EXERCISE DESCRIPTION:
Report each line in the entries below that contains the string "hàng". Case counts.

Stored records:
--- --- ---

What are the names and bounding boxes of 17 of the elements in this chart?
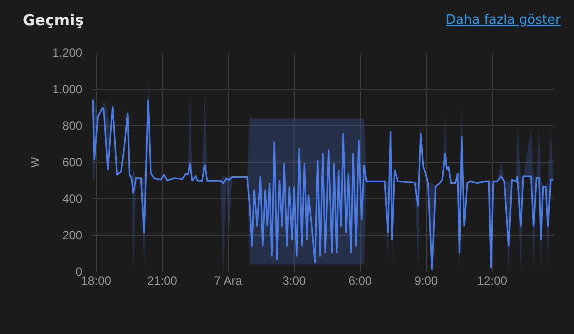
x-tick-label: 6:00 xyxy=(348,274,372,288)
x-tick-label: 7 Ara xyxy=(214,274,243,288)
y-tick-label: 400 xyxy=(62,192,83,206)
y-tick-label: 800 xyxy=(62,119,83,134)
y-axis-title: W xyxy=(30,156,42,168)
x-tick-label: 12:00 xyxy=(477,274,508,288)
x-tick-label: 3:00 xyxy=(282,274,306,288)
y-tick-label: 1.200 xyxy=(52,46,83,60)
y-tick-label: 1.000 xyxy=(52,82,83,97)
x-tick-label: 21:00 xyxy=(147,274,178,288)
y-tick-label: 600 xyxy=(62,156,83,170)
y-tick-label: 0 xyxy=(76,265,83,280)
x-tick-label: 9:00 xyxy=(414,274,438,288)
text: Daha fazla göster xyxy=(446,13,562,28)
y-tick-label: 200 xyxy=(62,228,83,243)
chart-title: Geçmiş xyxy=(22,11,84,30)
x-tick-label: 18:00 xyxy=(81,274,112,288)
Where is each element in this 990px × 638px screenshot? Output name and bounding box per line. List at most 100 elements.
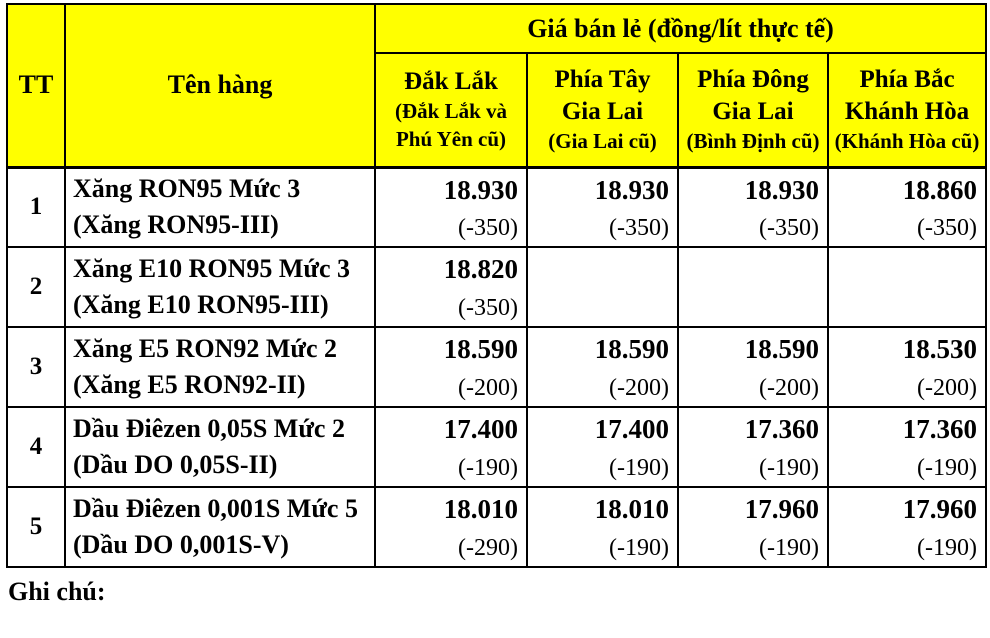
product-name-cell: Xăng RON95 Mức 3 (Xăng RON95-III) [64, 166, 376, 248]
column-header-gia-ban-le: Giá bán lẻ (đồng/lít thực tế) [373, 3, 988, 54]
region-old-name-line: Phú Yên cũ) [395, 126, 507, 151]
price-change: (-190) [917, 454, 978, 481]
price-change: (-190) [609, 534, 669, 561]
product-name-cell: Xăng E10 RON95 Mức 3 (Xăng E10 RON95-III… [64, 246, 376, 328]
region-name-line: Gia Lai [561, 97, 644, 125]
table-row: 1 Xăng RON95 Mức 3 (Xăng RON95-III) 18.9… [6, 166, 988, 248]
footnote-label: Ghi chú: [8, 577, 106, 606]
price-cell: 17.400 (-190) [526, 406, 679, 488]
row-number: 2 [6, 246, 66, 328]
product-name-line1: Dầu Điêzen 0,05S Mức 2 [73, 413, 345, 443]
table-row: 4 Dầu Điêzen 0,05S Mức 2 (Dầu DO 0,05S-I… [6, 406, 988, 488]
price-cell: 18.820 (-350) [374, 246, 528, 328]
price-change: (-190) [917, 534, 978, 561]
price-value: 18.860 [902, 174, 978, 205]
price-cell [526, 246, 679, 328]
region-name-line: Khánh Hòa [844, 97, 970, 125]
price-change: (-350) [917, 215, 978, 242]
price-value: 17.960 [744, 494, 819, 524]
footnote: Ghi chú: + : Tăng so với kỳ trước - : Gi… [8, 577, 990, 638]
price-change: (-190) [759, 454, 819, 481]
fuel-price-table: TT Tên hàng Giá bán lẻ (đồng/lít thực tế… [6, 3, 988, 568]
product-name-line2: (Xăng E5 RON92-II) [73, 370, 306, 399]
price-value: 18.590 [594, 334, 669, 364]
region-name-line: Phía Tây [554, 65, 651, 93]
table-row: 3 Xăng E5 RON92 Mức 2 (Xăng E5 RON92-II)… [6, 326, 988, 408]
region-old-name-line: (Khánh Hòa cũ) [834, 128, 980, 153]
column-header-phia-bac-khanh-hoa: Phía Bắc Khánh Hòa (Khánh Hòa cũ) [826, 52, 988, 169]
price-cell: 17.360 (-190) [826, 406, 988, 488]
region-old-name-line: (Đắk Lắk và [394, 99, 508, 124]
column-header-phia-dong-gia-lai: Phía Đông Gia Lai (Bình Định cũ) [677, 52, 829, 169]
table-row: 2 Xăng E10 RON95 Mức 3 (Xăng E10 RON95-I… [6, 246, 988, 328]
price-change: (-350) [458, 294, 518, 321]
price-change: (-200) [759, 374, 819, 401]
product-name-line1: Xăng RON95 Mức 3 [73, 173, 301, 203]
product-name-line2: (Xăng E10 RON95-III) [73, 290, 329, 319]
price-change: (-350) [458, 215, 518, 242]
product-name-cell: Xăng E5 RON92 Mức 2 (Xăng E5 RON92-II) [64, 326, 376, 408]
price-cell: 17.960 (-190) [677, 486, 829, 568]
price-cell: 17.960 (-190) [826, 486, 988, 568]
price-value: 18.820 [443, 254, 518, 284]
price-cell: 18.530 (-200) [826, 326, 988, 408]
product-name-line1: Xăng E10 RON95 Mức 3 [73, 253, 351, 283]
price-change: (-190) [609, 454, 669, 481]
price-change: (-200) [609, 374, 669, 401]
price-value: 17.960 [902, 494, 978, 524]
price-value: 18.930 [443, 174, 518, 205]
price-change: (-190) [759, 534, 819, 561]
price-cell: 18.930 (-350) [526, 166, 679, 248]
price-change: (-290) [458, 534, 518, 561]
price-cell: 18.590 (-200) [374, 326, 528, 408]
price-cell: 18.590 (-200) [526, 326, 679, 408]
price-cell: 18.010 (-190) [526, 486, 679, 568]
price-cell [677, 246, 829, 328]
price-value: 17.400 [443, 414, 518, 444]
price-value: 18.930 [594, 174, 669, 205]
region-name-line: Gia Lai [712, 97, 794, 125]
row-number: 3 [6, 326, 66, 408]
row-number: 4 [6, 406, 66, 488]
price-change: (-200) [917, 374, 978, 401]
price-cell: 17.400 (-190) [374, 406, 528, 488]
product-name-line2: (Dầu DO 0,05S-II) [73, 450, 278, 479]
product-name-line2: (Dầu DO 0,001S-V) [73, 530, 289, 559]
table-row: 5 Dầu Điêzen 0,001S Mức 5 (Dầu DO 0,001S… [6, 486, 988, 568]
footnote-lines: + : Tăng so với kỳ trước - : Giảm so với… [122, 577, 370, 638]
product-name-cell: Dầu Điêzen 0,05S Mức 2 (Dầu DO 0,05S-II) [64, 406, 376, 488]
price-cell: 18.860 (-350) [826, 166, 988, 248]
row-number: 5 [6, 486, 66, 568]
price-cell: 17.360 (-190) [677, 406, 829, 488]
price-change: (-200) [458, 374, 518, 401]
price-change: (-190) [458, 454, 518, 481]
price-value: 17.360 [744, 414, 819, 444]
region-old-name-line: (Gia Lai cũ) [548, 128, 657, 153]
region-old-name-line: (Bình Định cũ) [686, 128, 820, 153]
price-value: 18.530 [902, 334, 978, 364]
price-value: 18.010 [594, 494, 669, 524]
region-name-line: Phía Bắc [859, 65, 955, 93]
price-cell: 18.930 (-350) [374, 166, 528, 248]
price-value: 18.010 [443, 494, 518, 524]
price-value: 18.590 [744, 334, 819, 364]
table-header: TT Tên hàng Giá bán lẻ (đồng/lít thực tế… [6, 3, 988, 169]
price-cell: 18.930 (-350) [677, 166, 829, 248]
row-number: 1 [6, 166, 66, 248]
price-change: (-350) [759, 215, 819, 242]
product-name-line2: (Xăng RON95-III) [73, 210, 279, 240]
product-name-line1: Dầu Điêzen 0,001S Mức 5 [73, 493, 358, 523]
price-value: 18.930 [744, 174, 819, 205]
column-header-tt: TT [6, 3, 66, 169]
product-name-line1: Xăng E5 RON92 Mức 2 [73, 333, 338, 363]
product-name-cell: Dầu Điêzen 0,001S Mức 5 (Dầu DO 0,001S-V… [64, 486, 376, 568]
column-header-ten-hang: Tên hàng [64, 3, 376, 169]
price-value: 17.360 [902, 414, 978, 444]
region-name-line: Phía Đông [697, 65, 809, 93]
price-table-body: 1 Xăng RON95 Mức 3 (Xăng RON95-III) 18.9… [6, 166, 988, 568]
price-value: 17.400 [594, 414, 669, 444]
price-value: 18.590 [443, 334, 518, 364]
price-cell [826, 246, 988, 328]
column-header-phia-tay-gia-lai: Phía Tây Gia Lai (Gia Lai cũ) [526, 52, 679, 169]
column-header-dak-lak: Đắk Lắk (Đắk Lắk và Phú Yên cũ) [374, 52, 528, 169]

--- --- ---

COMPLETE ANSWER:
fuel-price-table: TT Tên hàng Giá bán lẻ (đồng/lít thực tế… [6, 3, 988, 568]
table-header: TT Tên hàng Giá bán lẻ (đồng/lít thực tế… [6, 3, 988, 169]
column-header-ten-hang: Tên hàng [64, 3, 376, 169]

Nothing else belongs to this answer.